▶ **Required work**:
Check each line for the string "predikce" and give only the count of lines that have it.

start Material shown

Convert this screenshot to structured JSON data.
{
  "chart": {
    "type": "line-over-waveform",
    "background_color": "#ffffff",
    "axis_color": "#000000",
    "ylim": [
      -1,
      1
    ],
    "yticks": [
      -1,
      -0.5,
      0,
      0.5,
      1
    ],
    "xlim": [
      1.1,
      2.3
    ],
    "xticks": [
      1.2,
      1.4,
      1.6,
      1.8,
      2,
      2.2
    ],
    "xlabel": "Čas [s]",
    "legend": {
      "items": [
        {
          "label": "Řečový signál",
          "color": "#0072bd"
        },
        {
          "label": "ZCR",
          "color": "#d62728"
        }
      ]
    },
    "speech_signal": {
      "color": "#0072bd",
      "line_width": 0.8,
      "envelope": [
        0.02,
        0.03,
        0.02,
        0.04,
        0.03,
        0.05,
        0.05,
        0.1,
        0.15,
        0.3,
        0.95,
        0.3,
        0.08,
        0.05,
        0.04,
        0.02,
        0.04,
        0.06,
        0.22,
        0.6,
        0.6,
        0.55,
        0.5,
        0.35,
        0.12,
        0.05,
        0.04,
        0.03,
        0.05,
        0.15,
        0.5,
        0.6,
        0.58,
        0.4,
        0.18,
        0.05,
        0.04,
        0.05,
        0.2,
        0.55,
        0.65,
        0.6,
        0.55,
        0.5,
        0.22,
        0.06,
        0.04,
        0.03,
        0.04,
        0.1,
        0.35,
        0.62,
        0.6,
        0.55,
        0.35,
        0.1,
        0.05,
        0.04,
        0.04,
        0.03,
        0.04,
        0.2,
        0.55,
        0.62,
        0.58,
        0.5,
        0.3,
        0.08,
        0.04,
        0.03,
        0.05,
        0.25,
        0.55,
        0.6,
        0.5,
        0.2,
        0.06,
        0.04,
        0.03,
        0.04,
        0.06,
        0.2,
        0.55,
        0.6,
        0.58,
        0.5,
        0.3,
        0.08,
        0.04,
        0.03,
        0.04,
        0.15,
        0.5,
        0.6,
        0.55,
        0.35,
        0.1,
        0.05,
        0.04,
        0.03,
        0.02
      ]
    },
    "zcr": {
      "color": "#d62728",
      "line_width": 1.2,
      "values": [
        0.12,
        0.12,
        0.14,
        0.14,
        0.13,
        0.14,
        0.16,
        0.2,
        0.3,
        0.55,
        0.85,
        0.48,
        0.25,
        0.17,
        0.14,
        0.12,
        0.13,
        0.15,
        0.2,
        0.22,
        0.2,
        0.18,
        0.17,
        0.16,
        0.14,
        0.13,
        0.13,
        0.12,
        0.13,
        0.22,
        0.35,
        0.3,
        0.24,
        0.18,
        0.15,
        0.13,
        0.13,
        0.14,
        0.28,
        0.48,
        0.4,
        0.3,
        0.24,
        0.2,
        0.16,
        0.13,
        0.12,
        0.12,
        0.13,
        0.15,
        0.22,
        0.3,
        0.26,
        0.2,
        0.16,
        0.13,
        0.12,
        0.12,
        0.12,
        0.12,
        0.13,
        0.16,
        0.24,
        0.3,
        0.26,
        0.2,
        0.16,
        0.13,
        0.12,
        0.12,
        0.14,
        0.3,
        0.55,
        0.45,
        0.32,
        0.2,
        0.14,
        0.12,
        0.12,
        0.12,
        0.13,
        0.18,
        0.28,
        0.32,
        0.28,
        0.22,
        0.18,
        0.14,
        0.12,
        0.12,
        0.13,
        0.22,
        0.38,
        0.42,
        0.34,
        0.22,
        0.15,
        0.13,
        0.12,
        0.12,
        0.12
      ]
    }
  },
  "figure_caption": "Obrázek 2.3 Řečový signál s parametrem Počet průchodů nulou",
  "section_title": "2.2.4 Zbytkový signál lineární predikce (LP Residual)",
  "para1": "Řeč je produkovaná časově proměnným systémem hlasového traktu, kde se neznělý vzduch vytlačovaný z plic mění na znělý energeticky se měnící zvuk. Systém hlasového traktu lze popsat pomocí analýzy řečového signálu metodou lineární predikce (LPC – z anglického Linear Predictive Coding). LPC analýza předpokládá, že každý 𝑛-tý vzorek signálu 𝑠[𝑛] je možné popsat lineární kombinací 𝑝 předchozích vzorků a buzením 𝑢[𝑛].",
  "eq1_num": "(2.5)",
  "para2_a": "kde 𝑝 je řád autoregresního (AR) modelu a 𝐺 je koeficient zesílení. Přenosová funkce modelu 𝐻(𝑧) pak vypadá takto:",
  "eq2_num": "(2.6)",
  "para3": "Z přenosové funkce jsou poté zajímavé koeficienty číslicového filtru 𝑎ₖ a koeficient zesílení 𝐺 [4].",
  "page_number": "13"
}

end Material shown

▶ **Full solution**:
2